Le point 16 répond à un des points de l’article L. 411-1 du code de l’environnement (que la « dérogation ne nuise pas au maintien, dans un état de conservation favorable, des populations des espèces concernées dans leur aire de répartition naturelle ») et le point 17 à l’autre (l’existence, ou non, « d’autre solution satisfaisante »).

L’arrêté du préfet de la Haute-Savoie du 3 mai 2019 est donc annulé, mais SEULEMENT en tant qu’il autorise, en son article 3, l’abattage indiscriminé de bouquetins des Alpes sans dépistage préalable de leur infection par la brucellose.

Source :

CAA de LYON, 15 février 2023, 21LY02822

Le bouquetin (animal qui m’est cher ceci dit accessoirement… c’était mon totem scout), peut donc retourner crapahuter, à l’abri des hommes ou à peu près (mais pas des maladies…).

» DONNÉES D'ENTRÉE
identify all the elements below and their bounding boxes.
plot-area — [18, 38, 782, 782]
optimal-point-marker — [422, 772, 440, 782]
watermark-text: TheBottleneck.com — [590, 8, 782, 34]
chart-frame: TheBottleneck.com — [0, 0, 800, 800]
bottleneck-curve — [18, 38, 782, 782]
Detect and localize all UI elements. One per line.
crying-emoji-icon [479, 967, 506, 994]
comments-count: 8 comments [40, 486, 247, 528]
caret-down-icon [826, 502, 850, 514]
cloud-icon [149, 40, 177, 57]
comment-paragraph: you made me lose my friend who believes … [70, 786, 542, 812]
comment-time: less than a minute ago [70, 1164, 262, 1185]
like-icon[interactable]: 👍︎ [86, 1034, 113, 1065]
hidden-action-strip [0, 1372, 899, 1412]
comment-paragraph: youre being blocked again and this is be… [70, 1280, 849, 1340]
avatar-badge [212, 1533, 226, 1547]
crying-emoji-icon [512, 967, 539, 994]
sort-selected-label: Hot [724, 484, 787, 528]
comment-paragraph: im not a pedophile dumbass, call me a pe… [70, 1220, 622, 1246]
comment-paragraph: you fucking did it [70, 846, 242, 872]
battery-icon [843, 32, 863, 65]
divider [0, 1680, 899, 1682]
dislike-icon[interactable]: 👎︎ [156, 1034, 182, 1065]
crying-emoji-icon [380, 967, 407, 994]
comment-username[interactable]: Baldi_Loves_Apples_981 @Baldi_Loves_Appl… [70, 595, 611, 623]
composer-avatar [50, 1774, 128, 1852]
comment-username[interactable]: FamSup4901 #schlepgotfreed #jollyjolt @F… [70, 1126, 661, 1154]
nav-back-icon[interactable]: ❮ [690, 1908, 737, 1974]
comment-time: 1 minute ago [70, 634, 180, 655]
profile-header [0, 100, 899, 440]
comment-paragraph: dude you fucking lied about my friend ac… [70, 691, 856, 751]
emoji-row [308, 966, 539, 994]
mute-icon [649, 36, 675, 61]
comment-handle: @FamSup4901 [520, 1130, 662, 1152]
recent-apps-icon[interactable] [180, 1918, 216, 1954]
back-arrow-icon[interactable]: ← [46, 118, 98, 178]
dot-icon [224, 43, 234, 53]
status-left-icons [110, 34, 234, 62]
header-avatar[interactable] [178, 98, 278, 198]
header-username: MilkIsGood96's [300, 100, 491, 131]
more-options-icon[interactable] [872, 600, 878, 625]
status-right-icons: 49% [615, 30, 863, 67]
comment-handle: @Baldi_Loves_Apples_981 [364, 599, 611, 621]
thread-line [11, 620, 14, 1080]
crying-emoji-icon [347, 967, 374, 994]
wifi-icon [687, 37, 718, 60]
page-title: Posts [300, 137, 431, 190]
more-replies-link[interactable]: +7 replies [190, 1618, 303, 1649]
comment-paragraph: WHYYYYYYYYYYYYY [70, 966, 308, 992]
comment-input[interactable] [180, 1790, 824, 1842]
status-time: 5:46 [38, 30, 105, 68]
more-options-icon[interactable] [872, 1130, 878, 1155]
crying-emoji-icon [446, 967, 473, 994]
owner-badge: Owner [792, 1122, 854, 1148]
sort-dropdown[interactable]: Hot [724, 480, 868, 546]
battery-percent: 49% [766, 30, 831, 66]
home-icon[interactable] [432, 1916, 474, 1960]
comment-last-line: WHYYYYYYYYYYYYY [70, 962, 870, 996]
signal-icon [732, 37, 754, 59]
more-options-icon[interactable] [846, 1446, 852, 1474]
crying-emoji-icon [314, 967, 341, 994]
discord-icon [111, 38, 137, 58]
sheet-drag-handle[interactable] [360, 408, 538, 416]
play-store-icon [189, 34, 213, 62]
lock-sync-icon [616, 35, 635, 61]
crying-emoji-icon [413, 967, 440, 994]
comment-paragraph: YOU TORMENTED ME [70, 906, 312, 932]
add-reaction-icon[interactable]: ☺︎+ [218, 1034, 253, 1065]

» TRAVAIL DEMANDÉ
a) Répondez à ces questions sur l'extrait :
(i) Quelle est la date de l'arrêté du préfet de la Haute-Savoie ?
(ii) De quelle maladie l'arrêté n'exige-t-il pas le dépistage préalable avant l'abattage ?
(iii) Quel article du code de l'environnement est cité ?
b) Recopiez le passage de l'extrait qui s'ouvre sur les mots contenant « CAA de LYON, 15 » et se ferme sur « pas des maladies…). », en substituant « gambader » à « crapahuter ».
Le matériel ci-dessus provient d'une autre source.

» LISTE DES CORRIGÉS
a)
(i) Le 3 mai 2019.
(ii) La brucellose.
(iii) L'article L. 411-1.

b)
CAA de LYON, 15 février 2023, 21LY02822

Le bouquetin (animal qui m’est cher ceci dit accessoirement… c’était mon totem scout), peut donc retourner gambader, à l’abri des hommes ou à peu près (mais pas des maladies…).